> Prompt: Write out the records again, exactly, leaving none out.

Start

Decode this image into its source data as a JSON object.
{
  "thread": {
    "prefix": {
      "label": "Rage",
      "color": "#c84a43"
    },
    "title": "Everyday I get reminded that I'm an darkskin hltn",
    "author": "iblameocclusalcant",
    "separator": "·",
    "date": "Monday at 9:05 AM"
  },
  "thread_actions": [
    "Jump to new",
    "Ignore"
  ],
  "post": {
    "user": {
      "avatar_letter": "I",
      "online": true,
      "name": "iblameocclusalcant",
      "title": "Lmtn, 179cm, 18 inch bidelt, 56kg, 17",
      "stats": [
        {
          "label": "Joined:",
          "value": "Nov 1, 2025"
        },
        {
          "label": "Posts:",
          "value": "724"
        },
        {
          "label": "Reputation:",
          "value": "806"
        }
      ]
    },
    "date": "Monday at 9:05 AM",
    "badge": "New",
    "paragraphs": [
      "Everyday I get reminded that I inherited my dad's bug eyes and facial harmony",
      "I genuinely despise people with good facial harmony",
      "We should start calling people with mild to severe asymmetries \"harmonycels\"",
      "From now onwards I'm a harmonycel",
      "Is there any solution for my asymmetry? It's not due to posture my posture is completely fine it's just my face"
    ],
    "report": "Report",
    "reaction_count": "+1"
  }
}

End

> Correct answer:
Decode this image into its source data as a JSON object.
{
  "thread": {
    "prefix": {
      "label": "Rage",
      "color": "#c84a43"
    },
    "title": "Everyday I get reminded that I'm an darkskin hltn",
    "author": "iblameocclusalcant",
    "separator": "·",
    "date": "Monday at 9:05 AM"
  },
  "thread_actions": [
    "Jump to new",
    "Ignore"
  ],
  "post": {
    "user": {
      "avatar_letter": "I",
      "online": true,
      "name": "iblameocclusalcant",
      "title": "Lmtn, 179cm, 18 inch bidelt, 56kg, 17",
      "stats": [
        {
          "label": "Joined:",
          "value": "Nov 1, 2025"
        },
        {
          "label": "Posts:",
          "value": "724"
        },
        {
          "label": "Reputation:",
          "value": "806"
        }
      ]
    },
    "date": "Monday at 9:05 AM",
    "badge": "New",
    "paragraphs": [
      "Everyday I get reminded that I inherited my dad's bug eyes and facial harmony",
      "I genuinely despise people with good facial harmony",
      "We should start calling people with mild to severe asymmetries \"harmonycels\"",
      "From now onwards I'm a harmonycel",
      "Is there any solution for my asymmetry? It's not due to posture my posture is completely fine it's just my face"
    ],
    "report": "Report",
    "reaction_count": "+1"
  }
}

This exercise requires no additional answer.